#### [Task directions]
Write out every line of the material exactly as it appears.

[Dataset records]
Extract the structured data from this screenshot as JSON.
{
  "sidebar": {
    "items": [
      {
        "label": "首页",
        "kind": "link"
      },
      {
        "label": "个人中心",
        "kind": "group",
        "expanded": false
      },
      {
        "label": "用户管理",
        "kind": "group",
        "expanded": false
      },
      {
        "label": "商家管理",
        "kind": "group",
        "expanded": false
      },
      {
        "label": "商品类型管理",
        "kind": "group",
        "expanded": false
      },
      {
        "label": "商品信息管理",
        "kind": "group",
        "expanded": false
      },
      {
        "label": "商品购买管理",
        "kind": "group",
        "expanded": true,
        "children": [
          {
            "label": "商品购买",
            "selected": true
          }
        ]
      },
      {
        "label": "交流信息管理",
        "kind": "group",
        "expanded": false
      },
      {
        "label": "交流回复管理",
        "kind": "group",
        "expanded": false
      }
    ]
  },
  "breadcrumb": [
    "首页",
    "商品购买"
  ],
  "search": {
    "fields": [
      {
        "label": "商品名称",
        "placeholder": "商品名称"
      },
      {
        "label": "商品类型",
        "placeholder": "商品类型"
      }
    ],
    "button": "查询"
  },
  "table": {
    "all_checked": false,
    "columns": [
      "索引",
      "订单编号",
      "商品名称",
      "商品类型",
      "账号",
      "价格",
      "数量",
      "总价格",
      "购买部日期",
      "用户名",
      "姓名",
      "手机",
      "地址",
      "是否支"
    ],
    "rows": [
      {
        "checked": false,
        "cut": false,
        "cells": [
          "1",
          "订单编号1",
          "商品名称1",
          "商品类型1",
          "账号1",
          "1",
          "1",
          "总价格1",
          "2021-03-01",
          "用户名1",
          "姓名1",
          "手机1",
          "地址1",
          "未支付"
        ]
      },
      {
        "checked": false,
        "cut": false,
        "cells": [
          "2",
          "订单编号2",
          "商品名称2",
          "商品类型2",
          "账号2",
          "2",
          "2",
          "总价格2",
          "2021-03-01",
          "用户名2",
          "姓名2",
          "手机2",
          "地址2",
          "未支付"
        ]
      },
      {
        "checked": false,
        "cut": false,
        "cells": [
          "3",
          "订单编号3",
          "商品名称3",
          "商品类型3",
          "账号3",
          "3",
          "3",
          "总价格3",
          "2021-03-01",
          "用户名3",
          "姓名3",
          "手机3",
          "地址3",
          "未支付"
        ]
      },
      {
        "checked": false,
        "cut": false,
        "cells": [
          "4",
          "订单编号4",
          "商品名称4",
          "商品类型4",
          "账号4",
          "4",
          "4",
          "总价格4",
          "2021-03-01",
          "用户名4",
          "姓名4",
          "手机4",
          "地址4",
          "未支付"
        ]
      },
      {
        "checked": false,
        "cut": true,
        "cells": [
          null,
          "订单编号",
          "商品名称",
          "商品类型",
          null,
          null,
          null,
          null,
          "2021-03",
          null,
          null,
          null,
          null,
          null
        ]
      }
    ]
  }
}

#### [Output for this exercise]
Extract the structured data from this screenshot as JSON.
{
  "sidebar": {
    "items": [
      {
        "label": "首页",
        "kind": "link"
      },
      {
        "label": "个人中心",
        "kind": "group",
        "expanded": false
      },
      {
        "label": "用户管理",
        "kind": "group",
        "expanded": false
      },
      {
        "label": "商家管理",
        "kind": "group",
        "expanded": false
      },
      {
        "label": "商品类型管理",
        "kind": "group",
        "expanded": false
      },
      {
        "label": "商品信息管理",
        "kind": "group",
        "expanded": false
      },
      {
        "label": "商品购买管理",
        "kind": "group",
        "expanded": true,
        "children": [
          {
            "label": "商品购买",
            "selected": true
          }
        ]
      },
      {
        "label": "交流信息管理",
        "kind": "group",
        "expanded": false
      },
      {
        "label": "交流回复管理",
        "kind": "group",
        "expanded": false
      }
    ]
  },
  "breadcrumb": [
    "首页",
    "商品购买"
  ],
  "search": {
    "fields": [
      {
        "label": "商品名称",
        "placeholder": "商品名称"
      },
      {
        "label": "商品类型",
        "placeholder": "商品类型"
      }
    ],
    "button": "查询"
  },
  "table": {
    "all_checked": false,
    "columns": [
      "索引",
      "订单编号",
      "商品名称",
      "商品类型",
      "账号",
      "价格",
      "数量",
      "总价格",
      "购买部日期",
      "用户名",
      "姓名",
      "手机",
      "地址",
      "是否支"
    ],
    "rows": [
      {
        "checked": false,
        "cut": false,
        "cells": [
          "1",
          "订单编号1",
          "商品名称1",
          "商品类型1",
          "账号1",
          "1",
          "1",
          "总价格1",
          "2021-03-01",
          "用户名1",
          "姓名1",
          "手机1",
          "地址1",
          "未支付"
        ]
      },
      {
        "checked": false,
        "cut": false,
        "cells": [
          "2",
          "订单编号2",
          "商品名称2",
          "商品类型2",
          "账号2",
          "2",
          "2",
          "总价格2",
          "2021-03-01",
          "用户名2",
          "姓名2",
          "手机2",
          "地址2",
          "未支付"
        ]
      },
      {
        "checked": false,
        "cut": false,
        "cells": [
          "3",
          "订单编号3",
          "商品名称3",
          "商品类型3",
          "账号3",
          "3",
          "3",
          "总价格3",
          "2021-03-01",
          "用户名3",
          "姓名3",
          "手机3",
          "地址3",
          "未支付"
        ]
      },
      {
        "checked": false,
        "cut": false,
        "cells": [
          "4",
          "订单编号4",
          "商品名称4",
          "商品类型4",
          "账号4",
          "4",
          "4",
          "总价格4",
          "2021-03-01",
          "用户名4",
          "姓名4",
          "手机4",
          "地址4",
          "未支付"
        ]
      },
      {
        "checked": false,
        "cut": true,
        "cells": [
          null,
          "订单编号",
          "商品名称",
          "商品类型",
          null,
          null,
          null,
          null,
          "2021-03",
          null,
          null,
          null,
          null,
          null
        ]
      }
    ]
  }
}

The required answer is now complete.